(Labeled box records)

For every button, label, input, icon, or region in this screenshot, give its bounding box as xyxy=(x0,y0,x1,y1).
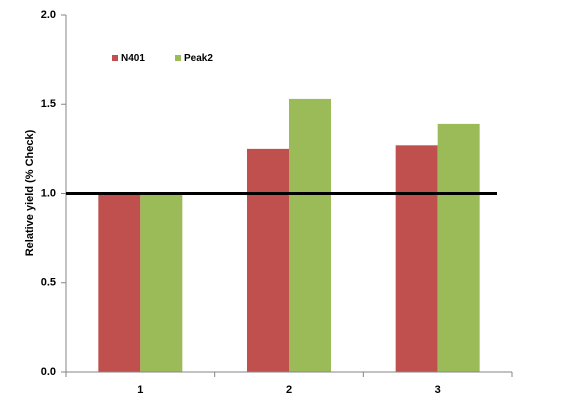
bar xyxy=(395,145,438,372)
y-tick-label: 1.0 xyxy=(41,187,56,199)
x-tick-label: 3 xyxy=(435,384,441,396)
y-axis-label: Relative yield (% Check) xyxy=(24,129,36,256)
y-tick-label: 0.5 xyxy=(41,277,56,289)
x-tick-label: 2 xyxy=(286,384,292,396)
legend-text: N401 xyxy=(121,53,145,64)
bar xyxy=(98,193,141,372)
bar xyxy=(289,98,331,373)
x-tick-label: 1 xyxy=(137,384,143,396)
y-tick-label: 1.5 xyxy=(41,98,56,110)
legend-swatch xyxy=(175,55,181,61)
bar xyxy=(437,123,480,372)
legend-text: Peak2 xyxy=(184,53,213,64)
y-tick-label: 2.0 xyxy=(41,9,56,21)
bar xyxy=(247,148,289,372)
y-tick-label: 0.0 xyxy=(41,366,56,378)
bar xyxy=(140,193,183,372)
legend-swatch xyxy=(112,55,118,61)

TASK DIRECTIONS:
Which lines of the records contain the string "text"? Collect each of those lines, and treat case as significant.

REPLY TO THE TASK:
legend-text: N401 xyxy=(121,53,145,64)
legend-text: Peak2 xyxy=(184,53,213,64)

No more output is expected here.